*Written task*
Reproduce the listing word for word. Skip any image.

*Information shown*
════════════════

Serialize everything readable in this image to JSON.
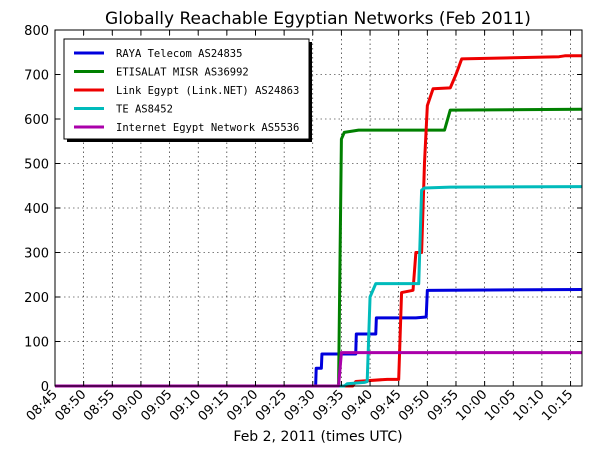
{
  "chart_data": {
    "type": "line",
    "title": "Globally Reachable Egyptian Networks (Feb 2011)",
    "xlabel": "Feb 2, 2011 (times UTC)",
    "ylabel": "",
    "x_ticks": [
      "08:45",
      "08:50",
      "08:55",
      "09:00",
      "09:05",
      "09:10",
      "09:15",
      "09:20",
      "09:25",
      "09:30",
      "09:35",
      "09:40",
      "09:45",
      "09:50",
      "09:55",
      "10:00",
      "10:05",
      "10:10",
      "10:15"
    ],
    "xlim": [
      "08:45",
      "10:17"
    ],
    "ylim": [
      0,
      800
    ],
    "y_ticks": [
      0,
      100,
      200,
      300,
      400,
      500,
      600,
      700,
      800
    ],
    "grid": true,
    "legend_position": "top-left",
    "series": [
      {
        "name": "RAYA Telecom AS24835",
        "color": "#0000dd",
        "points": [
          [
            "08:45",
            0
          ],
          [
            "09:30.5",
            0
          ],
          [
            "09:30.6",
            40
          ],
          [
            "09:31.5",
            40
          ],
          [
            "09:31.6",
            72
          ],
          [
            "09:37.5",
            72
          ],
          [
            "09:37.6",
            117
          ],
          [
            "09:41",
            117
          ],
          [
            "09:41.1",
            153
          ],
          [
            "09:48",
            153
          ],
          [
            "09:49.8",
            155
          ],
          [
            "09:50",
            215
          ],
          [
            "10:17",
            217
          ]
        ]
      },
      {
        "name": "ETISALAT MISR AS36992",
        "color": "#008000",
        "points": [
          [
            "08:45",
            0
          ],
          [
            "09:34.5",
            0
          ],
          [
            "09:35",
            555
          ],
          [
            "09:35.5",
            570
          ],
          [
            "09:38",
            575
          ],
          [
            "09:53",
            575
          ],
          [
            "09:54",
            620
          ],
          [
            "10:17",
            622
          ]
        ]
      },
      {
        "name": "Link Egypt (Link.NET) AS24863",
        "color": "#ee0000",
        "points": [
          [
            "08:45",
            0
          ],
          [
            "09:37",
            0
          ],
          [
            "09:37.5",
            10
          ],
          [
            "09:43",
            15
          ],
          [
            "09:45",
            15
          ],
          [
            "09:45.5",
            210
          ],
          [
            "09:47.5",
            215
          ],
          [
            "09:48",
            300
          ],
          [
            "09:49",
            300
          ],
          [
            "09:49.5",
            500
          ],
          [
            "09:50",
            630
          ],
          [
            "09:51",
            668
          ],
          [
            "09:54",
            670
          ],
          [
            "09:55",
            700
          ],
          [
            "09:56",
            735
          ],
          [
            "10:13",
            740
          ],
          [
            "10:14",
            742
          ],
          [
            "10:17",
            742
          ]
        ]
      },
      {
        "name": "TE AS8452",
        "color": "#00bbbb",
        "points": [
          [
            "08:45",
            0
          ],
          [
            "09:35.5",
            0
          ],
          [
            "09:36",
            5
          ],
          [
            "09:39",
            8
          ],
          [
            "09:39.5",
            10
          ],
          [
            "09:40",
            200
          ],
          [
            "09:41",
            230
          ],
          [
            "09:48.5",
            230
          ],
          [
            "09:49",
            440
          ],
          [
            "09:49.5",
            445
          ],
          [
            "09:54",
            447
          ],
          [
            "10:17",
            448
          ]
        ]
      },
      {
        "name": "Internet Egypt Network AS5536",
        "color": "#aa00aa",
        "points": [
          [
            "08:45",
            0
          ],
          [
            "09:34.5",
            0
          ],
          [
            "09:35",
            75
          ],
          [
            "10:17",
            75
          ]
        ]
      }
    ]
  }
}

════════════════

*Answer to the task*
Serialize everything readable in this image to JSON.
{
  "chart_data": {
    "type": "line",
    "title": "Globally Reachable Egyptian Networks (Feb 2011)",
    "xlabel": "Feb 2, 2011 (times UTC)",
    "ylabel": "",
    "x_ticks": [
      "08:45",
      "08:50",
      "08:55",
      "09:00",
      "09:05",
      "09:10",
      "09:15",
      "09:20",
      "09:25",
      "09:30",
      "09:35",
      "09:40",
      "09:45",
      "09:50",
      "09:55",
      "10:00",
      "10:05",
      "10:10",
      "10:15"
    ],
    "xlim": [
      "08:45",
      "10:17"
    ],
    "ylim": [
      0,
      800
    ],
    "y_ticks": [
      0,
      100,
      200,
      300,
      400,
      500,
      600,
      700,
      800
    ],
    "grid": true,
    "legend_position": "top-left",
    "series": [
      {
        "name": "RAYA Telecom AS24835",
        "color": "#0000dd",
        "points": [
          [
            "08:45",
            0
          ],
          [
            "09:30.5",
            0
          ],
          [
            "09:30.6",
            40
          ],
          [
            "09:31.5",
            40
          ],
          [
            "09:31.6",
            72
          ],
          [
            "09:37.5",
            72
          ],
          [
            "09:37.6",
            117
          ],
          [
            "09:41",
            117
          ],
          [
            "09:41.1",
            153
          ],
          [
            "09:48",
            153
          ],
          [
            "09:49.8",
            155
          ],
          [
            "09:50",
            215
          ],
          [
            "10:17",
            217
          ]
        ]
      },
      {
        "name": "ETISALAT MISR AS36992",
        "color": "#008000",
        "points": [
          [
            "08:45",
            0
          ],
          [
            "09:34.5",
            0
          ],
          [
            "09:35",
            555
          ],
          [
            "09:35.5",
            570
          ],
          [
            "09:38",
            575
          ],
          [
            "09:53",
            575
          ],
          [
            "09:54",
            620
          ],
          [
            "10:17",
            622
          ]
        ]
      },
      {
        "name": "Link Egypt (Link.NET) AS24863",
        "color": "#ee0000",
        "points": [
          [
            "08:45",
            0
          ],
          [
            "09:37",
            0
          ],
          [
            "09:37.5",
            10
          ],
          [
            "09:43",
            15
          ],
          [
            "09:45",
            15
          ],
          [
            "09:45.5",
            210
          ],
          [
            "09:47.5",
            215
          ],
          [
            "09:48",
            300
          ],
          [
            "09:49",
            300
          ],
          [
            "09:49.5",
            500
          ],
          [
            "09:50",
            630
          ],
          [
            "09:51",
            668
          ],
          [
            "09:54",
            670
          ],
          [
            "09:55",
            700
          ],
          [
            "09:56",
            735
          ],
          [
            "10:13",
            740
          ],
          [
            "10:14",
            742
          ],
          [
            "10:17",
            742
          ]
        ]
      },
      {
        "name": "TE AS8452",
        "color": "#00bbbb",
        "points": [
          [
            "08:45",
            0
          ],
          [
            "09:35.5",
            0
          ],
          [
            "09:36",
            5
          ],
          [
            "09:39",
            8
          ],
          [
            "09:39.5",
            10
          ],
          [
            "09:40",
            200
          ],
          [
            "09:41",
            230
          ],
          [
            "09:48.5",
            230
          ],
          [
            "09:49",
            440
          ],
          [
            "09:49.5",
            445
          ],
          [
            "09:54",
            447
          ],
          [
            "10:17",
            448
          ]
        ]
      },
      {
        "name": "Internet Egypt Network AS5536",
        "color": "#aa00aa",
        "points": [
          [
            "08:45",
            0
          ],
          [
            "09:34.5",
            0
          ],
          [
            "09:35",
            75
          ],
          [
            "10:17",
            75
          ]
        ]
      }
    ]
  }
}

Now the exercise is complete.